### OBJECTIVE
Copy out every line that contains the word "complète".

### EXCERPTED DATA
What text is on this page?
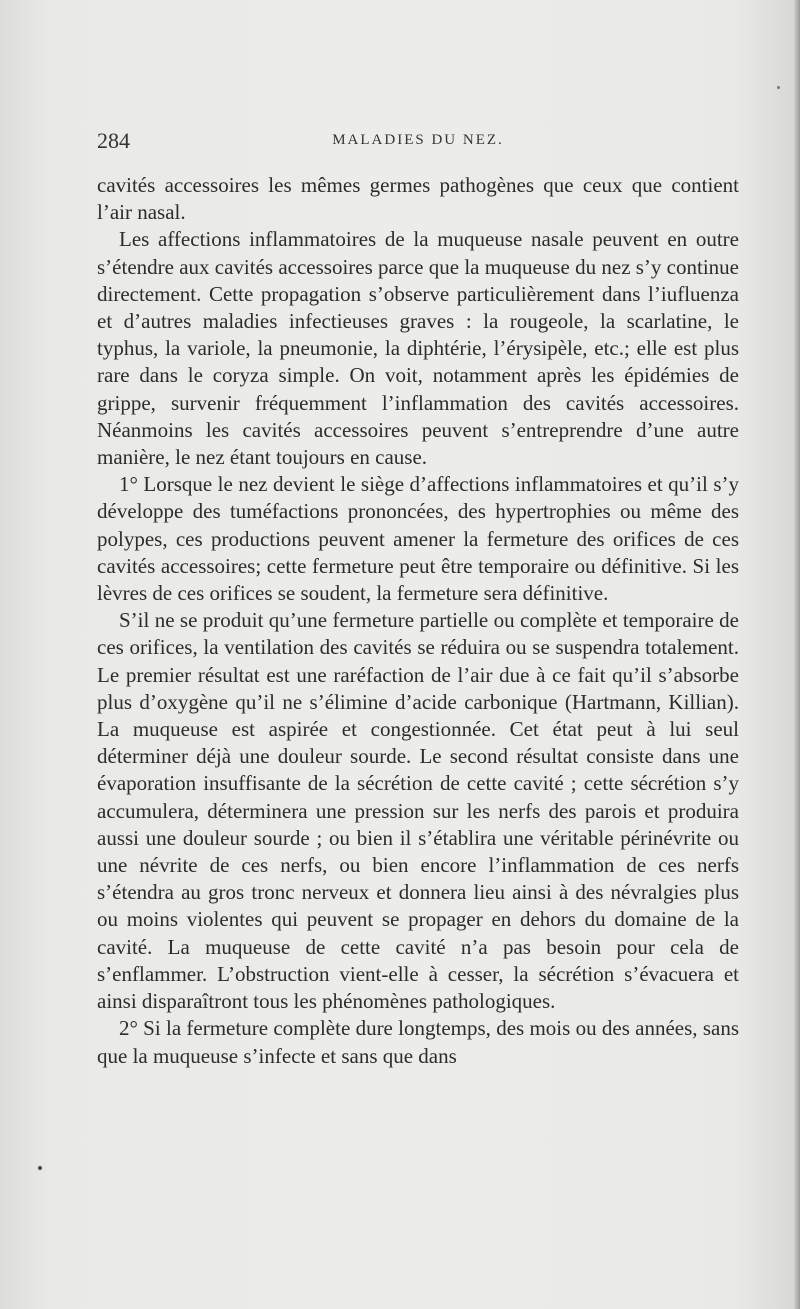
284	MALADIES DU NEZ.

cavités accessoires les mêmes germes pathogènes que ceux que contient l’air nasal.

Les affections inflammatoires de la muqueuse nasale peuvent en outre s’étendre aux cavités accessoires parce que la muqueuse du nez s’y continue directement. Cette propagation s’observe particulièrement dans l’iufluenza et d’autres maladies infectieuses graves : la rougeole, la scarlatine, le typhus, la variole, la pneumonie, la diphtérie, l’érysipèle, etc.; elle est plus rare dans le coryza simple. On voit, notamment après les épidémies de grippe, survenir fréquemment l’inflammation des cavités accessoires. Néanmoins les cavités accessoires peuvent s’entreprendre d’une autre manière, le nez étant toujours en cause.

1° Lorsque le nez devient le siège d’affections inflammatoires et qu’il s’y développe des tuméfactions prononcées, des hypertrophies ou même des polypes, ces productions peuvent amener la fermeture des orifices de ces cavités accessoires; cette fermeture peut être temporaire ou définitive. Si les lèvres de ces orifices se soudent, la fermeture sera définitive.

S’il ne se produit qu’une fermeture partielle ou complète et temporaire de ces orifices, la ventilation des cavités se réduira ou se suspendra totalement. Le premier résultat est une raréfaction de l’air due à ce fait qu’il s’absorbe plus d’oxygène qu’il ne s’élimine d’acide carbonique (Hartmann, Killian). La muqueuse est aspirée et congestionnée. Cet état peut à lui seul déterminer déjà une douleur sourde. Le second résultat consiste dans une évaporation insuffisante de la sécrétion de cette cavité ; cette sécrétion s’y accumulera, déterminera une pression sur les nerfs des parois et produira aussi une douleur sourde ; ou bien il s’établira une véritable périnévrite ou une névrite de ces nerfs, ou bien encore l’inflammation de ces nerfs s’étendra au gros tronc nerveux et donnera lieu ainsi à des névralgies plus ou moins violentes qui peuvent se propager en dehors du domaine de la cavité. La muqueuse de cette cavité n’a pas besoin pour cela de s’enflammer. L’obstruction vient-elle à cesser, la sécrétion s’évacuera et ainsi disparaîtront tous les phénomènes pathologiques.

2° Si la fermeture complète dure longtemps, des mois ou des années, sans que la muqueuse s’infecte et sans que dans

### CORRECT RESPONSE
S’il ne se produit qu’une fermeture partielle ou complète et temporaire de ces orifices, la ventilation des cavités se réduira ou se suspendra totalement. Le premier résultat est une raréfaction de l’air due à ce fait qu’il s’absorbe plus d’oxygène qu’il ne s’élimine d’acide carbonique (Hartmann, Killian). La muqueuse est aspirée et congestionnée. Cet état peut à lui seul déterminer déjà une douleur sourde. Le second résultat consiste dans une évaporation insuffisante de la sécrétion de cette cavité ; cette sécrétion s’y accumulera, déterminera une pression sur les nerfs des parois et produira aussi une douleur sourde ; ou bien il s’établira une véritable périnévrite ou une névrite de ces nerfs, ou bien encore l’inflammation de ces nerfs s’étendra au gros tronc nerveux et donnera lieu ainsi à des névralgies plus ou moins violentes qui peuvent se propager en dehors du domaine de la cavité. La muqueuse de cette cavité n’a pas besoin pour cela de s’enflammer. L’obstruction vient-elle à cesser, la sécrétion s’évacuera et ainsi disparaîtront tous les phénomènes pathologiques.
2° Si la fermeture complète dure longtemps, des mois ou des années, sans que la muqueuse s’infecte et sans que dans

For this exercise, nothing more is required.